- **Exercise instructions**: Please copy every line of the records below that holds the word "title".

- **Data for processing**:
— BEGIN —

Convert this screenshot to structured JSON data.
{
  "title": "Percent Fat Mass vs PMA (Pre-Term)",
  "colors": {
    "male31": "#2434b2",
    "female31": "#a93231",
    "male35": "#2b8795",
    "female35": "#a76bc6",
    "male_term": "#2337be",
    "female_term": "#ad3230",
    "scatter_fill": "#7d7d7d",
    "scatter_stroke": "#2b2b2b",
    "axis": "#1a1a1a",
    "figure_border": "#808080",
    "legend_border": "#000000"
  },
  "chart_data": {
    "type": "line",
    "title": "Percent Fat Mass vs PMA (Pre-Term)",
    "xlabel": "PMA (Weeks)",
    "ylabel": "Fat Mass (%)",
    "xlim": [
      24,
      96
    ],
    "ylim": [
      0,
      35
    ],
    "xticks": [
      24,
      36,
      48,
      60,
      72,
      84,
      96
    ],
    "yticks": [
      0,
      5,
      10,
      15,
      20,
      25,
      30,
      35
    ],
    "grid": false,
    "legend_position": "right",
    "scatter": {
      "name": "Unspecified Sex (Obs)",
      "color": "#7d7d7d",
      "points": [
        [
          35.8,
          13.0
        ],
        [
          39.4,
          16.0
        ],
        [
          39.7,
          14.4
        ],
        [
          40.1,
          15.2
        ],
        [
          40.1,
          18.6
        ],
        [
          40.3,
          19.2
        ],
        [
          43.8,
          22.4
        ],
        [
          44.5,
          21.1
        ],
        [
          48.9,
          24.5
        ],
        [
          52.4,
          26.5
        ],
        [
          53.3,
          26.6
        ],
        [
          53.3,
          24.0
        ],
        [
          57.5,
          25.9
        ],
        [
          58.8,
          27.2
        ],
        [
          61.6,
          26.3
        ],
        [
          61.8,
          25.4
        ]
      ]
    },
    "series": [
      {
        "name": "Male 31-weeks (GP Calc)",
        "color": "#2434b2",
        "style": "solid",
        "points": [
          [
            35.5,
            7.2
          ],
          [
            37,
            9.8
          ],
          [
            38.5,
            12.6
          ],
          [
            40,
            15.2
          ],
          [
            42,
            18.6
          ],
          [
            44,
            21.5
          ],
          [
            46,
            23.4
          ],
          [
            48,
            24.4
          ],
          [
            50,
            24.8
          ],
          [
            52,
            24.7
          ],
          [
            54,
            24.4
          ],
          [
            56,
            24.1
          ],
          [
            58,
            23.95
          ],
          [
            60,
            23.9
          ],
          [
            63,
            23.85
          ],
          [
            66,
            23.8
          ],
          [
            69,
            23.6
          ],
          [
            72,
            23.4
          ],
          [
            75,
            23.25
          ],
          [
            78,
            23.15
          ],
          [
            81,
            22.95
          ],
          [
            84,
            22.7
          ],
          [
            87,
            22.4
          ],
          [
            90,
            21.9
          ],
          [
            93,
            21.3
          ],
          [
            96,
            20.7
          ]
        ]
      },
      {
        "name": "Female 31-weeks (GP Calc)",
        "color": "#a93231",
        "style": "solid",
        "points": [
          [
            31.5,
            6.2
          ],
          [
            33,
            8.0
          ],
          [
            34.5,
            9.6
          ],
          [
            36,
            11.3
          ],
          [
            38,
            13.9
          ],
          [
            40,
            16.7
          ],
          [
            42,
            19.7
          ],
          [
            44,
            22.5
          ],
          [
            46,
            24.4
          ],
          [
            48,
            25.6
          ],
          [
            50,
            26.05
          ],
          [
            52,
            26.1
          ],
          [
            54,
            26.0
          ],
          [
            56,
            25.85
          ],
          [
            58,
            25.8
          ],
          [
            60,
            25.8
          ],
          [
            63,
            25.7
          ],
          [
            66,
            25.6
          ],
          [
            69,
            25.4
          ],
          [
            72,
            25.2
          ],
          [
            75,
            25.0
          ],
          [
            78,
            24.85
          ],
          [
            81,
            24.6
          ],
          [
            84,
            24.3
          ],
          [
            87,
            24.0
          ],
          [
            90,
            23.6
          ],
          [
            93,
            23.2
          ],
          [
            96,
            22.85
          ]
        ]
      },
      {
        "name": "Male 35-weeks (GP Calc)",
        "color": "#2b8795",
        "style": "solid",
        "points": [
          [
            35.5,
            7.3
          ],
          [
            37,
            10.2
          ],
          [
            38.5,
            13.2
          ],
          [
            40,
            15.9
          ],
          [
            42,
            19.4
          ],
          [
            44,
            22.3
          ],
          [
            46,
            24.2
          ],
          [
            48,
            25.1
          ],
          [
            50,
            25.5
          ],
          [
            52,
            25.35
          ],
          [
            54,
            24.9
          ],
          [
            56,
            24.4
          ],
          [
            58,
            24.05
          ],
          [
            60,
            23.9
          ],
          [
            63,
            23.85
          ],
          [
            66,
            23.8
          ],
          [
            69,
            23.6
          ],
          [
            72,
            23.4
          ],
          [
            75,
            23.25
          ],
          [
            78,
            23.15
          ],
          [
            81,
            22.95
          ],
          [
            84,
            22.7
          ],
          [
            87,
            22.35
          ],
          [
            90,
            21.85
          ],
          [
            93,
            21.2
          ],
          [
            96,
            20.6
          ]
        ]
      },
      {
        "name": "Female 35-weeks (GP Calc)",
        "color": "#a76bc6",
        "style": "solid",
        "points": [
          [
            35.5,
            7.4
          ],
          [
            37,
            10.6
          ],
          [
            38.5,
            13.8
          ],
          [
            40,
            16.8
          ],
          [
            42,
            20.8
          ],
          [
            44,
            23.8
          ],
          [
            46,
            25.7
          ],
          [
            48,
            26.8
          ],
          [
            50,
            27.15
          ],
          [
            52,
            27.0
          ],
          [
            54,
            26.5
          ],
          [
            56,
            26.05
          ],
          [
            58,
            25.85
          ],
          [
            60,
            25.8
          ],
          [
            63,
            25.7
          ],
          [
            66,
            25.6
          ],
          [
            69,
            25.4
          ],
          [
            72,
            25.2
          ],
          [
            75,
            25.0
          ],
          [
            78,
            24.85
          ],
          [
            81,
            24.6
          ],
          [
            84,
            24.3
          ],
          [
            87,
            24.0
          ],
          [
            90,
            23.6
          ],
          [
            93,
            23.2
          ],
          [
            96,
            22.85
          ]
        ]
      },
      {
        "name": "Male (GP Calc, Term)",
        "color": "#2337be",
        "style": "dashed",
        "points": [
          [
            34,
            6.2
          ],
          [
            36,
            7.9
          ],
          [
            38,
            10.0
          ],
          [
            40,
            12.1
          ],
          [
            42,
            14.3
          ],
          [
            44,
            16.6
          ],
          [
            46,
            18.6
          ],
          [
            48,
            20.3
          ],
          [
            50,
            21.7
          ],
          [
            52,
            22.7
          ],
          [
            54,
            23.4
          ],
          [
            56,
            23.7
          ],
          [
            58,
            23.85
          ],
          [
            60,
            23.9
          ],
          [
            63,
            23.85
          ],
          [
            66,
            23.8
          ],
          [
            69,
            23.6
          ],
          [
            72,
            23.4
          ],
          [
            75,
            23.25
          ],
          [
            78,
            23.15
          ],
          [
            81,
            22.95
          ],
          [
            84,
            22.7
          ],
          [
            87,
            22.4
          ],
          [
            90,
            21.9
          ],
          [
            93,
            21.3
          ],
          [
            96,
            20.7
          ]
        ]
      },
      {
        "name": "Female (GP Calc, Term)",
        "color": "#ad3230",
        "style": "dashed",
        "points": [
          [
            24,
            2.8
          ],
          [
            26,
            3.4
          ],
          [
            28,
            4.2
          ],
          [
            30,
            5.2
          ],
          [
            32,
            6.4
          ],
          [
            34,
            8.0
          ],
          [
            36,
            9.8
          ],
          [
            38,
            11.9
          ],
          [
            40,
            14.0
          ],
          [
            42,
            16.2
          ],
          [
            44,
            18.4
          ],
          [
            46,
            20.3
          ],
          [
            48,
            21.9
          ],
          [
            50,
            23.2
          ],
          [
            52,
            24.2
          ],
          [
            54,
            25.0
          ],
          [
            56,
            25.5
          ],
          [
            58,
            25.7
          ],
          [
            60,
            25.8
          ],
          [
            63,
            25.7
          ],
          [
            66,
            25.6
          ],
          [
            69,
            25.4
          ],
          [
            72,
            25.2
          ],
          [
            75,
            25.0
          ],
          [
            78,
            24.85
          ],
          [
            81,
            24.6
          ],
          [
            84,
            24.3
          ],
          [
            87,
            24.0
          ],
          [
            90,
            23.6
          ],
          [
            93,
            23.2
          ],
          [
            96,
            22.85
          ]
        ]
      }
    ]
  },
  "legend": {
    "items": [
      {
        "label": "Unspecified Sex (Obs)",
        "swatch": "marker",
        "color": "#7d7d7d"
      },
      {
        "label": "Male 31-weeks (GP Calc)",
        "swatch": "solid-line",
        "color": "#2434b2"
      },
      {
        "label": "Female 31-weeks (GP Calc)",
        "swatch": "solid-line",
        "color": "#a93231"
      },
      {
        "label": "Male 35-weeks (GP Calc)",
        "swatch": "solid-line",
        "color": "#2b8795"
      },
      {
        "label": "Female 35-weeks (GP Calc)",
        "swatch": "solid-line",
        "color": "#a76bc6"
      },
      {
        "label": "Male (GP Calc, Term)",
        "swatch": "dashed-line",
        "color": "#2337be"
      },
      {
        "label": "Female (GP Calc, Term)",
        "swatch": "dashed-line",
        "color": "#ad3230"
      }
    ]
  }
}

— END —

- **Task result**:
  "title": "Percent Fat Mass vs PMA (Pre-Term)",
    "title": "Percent Fat Mass vs PMA (Pre-Term)",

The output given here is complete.